Exercise description
Show all lines that include the string "aaaaaa"; copy each one.

Record set
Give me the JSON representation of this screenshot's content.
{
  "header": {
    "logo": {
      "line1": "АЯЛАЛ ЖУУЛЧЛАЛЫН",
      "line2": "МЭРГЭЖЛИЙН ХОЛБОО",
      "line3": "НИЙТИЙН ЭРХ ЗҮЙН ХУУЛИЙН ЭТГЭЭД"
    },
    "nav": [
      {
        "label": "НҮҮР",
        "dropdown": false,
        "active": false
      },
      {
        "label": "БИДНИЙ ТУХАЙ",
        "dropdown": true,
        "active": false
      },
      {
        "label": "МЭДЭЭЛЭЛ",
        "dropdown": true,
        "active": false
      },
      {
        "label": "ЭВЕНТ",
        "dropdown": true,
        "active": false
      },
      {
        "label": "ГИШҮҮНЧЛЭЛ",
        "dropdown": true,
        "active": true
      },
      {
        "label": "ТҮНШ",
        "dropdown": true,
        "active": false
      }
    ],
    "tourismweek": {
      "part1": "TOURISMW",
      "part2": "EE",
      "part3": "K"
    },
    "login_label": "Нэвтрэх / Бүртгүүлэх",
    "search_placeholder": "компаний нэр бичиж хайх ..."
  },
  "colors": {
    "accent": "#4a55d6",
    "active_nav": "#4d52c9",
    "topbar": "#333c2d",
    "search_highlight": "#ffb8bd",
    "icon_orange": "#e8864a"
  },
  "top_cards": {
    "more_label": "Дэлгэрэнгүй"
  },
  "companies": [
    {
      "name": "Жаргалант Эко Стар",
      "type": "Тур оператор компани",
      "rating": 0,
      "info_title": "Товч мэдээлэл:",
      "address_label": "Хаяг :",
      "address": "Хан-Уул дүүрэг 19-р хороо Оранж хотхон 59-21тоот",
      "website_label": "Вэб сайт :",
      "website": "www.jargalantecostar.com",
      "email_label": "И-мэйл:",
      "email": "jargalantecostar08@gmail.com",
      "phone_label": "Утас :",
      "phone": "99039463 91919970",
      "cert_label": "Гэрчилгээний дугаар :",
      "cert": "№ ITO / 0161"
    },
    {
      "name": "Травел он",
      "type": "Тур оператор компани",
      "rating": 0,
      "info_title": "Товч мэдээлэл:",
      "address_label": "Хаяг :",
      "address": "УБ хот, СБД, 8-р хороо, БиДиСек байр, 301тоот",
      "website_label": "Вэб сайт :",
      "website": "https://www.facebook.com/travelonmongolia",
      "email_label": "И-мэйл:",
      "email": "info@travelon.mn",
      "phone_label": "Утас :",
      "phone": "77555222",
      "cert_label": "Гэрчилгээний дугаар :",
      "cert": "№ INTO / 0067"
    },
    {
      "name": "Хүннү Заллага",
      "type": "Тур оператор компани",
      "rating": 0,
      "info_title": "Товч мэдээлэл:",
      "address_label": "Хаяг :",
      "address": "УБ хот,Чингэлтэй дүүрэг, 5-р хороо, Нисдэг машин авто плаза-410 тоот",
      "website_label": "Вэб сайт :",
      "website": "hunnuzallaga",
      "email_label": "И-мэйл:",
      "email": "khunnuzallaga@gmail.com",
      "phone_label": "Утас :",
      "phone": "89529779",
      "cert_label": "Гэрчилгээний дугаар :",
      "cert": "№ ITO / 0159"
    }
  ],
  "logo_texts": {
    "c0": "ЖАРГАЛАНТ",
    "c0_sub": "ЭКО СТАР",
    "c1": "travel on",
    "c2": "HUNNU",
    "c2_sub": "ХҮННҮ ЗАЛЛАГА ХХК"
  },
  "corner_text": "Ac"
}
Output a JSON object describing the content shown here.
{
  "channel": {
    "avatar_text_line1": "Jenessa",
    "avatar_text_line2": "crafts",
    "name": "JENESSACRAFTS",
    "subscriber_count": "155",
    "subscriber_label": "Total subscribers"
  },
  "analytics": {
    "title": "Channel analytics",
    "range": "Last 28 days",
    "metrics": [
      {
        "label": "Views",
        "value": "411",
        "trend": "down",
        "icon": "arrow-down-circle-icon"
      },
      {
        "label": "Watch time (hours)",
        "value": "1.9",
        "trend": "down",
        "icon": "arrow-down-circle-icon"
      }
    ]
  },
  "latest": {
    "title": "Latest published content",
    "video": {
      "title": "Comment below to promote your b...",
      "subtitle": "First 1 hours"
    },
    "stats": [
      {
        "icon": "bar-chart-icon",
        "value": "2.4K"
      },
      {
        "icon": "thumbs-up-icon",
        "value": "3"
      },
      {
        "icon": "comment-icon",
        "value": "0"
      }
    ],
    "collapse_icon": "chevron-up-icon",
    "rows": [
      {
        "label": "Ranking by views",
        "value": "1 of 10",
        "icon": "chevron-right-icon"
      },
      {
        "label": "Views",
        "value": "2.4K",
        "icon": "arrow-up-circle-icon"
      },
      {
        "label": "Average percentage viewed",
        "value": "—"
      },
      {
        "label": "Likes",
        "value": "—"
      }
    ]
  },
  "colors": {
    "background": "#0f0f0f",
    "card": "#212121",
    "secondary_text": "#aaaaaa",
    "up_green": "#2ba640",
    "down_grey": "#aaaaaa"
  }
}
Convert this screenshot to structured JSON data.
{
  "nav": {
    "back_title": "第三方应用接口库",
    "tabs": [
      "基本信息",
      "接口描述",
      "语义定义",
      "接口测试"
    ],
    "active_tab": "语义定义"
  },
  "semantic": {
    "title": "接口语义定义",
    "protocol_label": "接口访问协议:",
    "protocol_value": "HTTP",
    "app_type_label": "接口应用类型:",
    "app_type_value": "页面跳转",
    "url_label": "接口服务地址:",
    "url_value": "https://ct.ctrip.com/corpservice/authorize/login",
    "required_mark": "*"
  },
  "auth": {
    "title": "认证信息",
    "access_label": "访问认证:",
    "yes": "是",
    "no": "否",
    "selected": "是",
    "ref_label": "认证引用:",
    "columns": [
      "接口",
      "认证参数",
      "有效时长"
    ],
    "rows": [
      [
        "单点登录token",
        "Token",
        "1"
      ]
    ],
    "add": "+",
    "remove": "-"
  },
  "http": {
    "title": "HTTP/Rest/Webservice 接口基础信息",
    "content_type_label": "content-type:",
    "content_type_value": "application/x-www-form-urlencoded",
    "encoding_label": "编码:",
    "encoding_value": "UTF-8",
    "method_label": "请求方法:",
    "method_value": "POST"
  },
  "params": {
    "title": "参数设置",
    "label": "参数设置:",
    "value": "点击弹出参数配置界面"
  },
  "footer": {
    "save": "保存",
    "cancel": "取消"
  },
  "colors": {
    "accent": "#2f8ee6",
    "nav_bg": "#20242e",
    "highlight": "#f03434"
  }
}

Written solution
    "secondary_text": "#aaaaaa",
    "down_grey": "#aaaaaa"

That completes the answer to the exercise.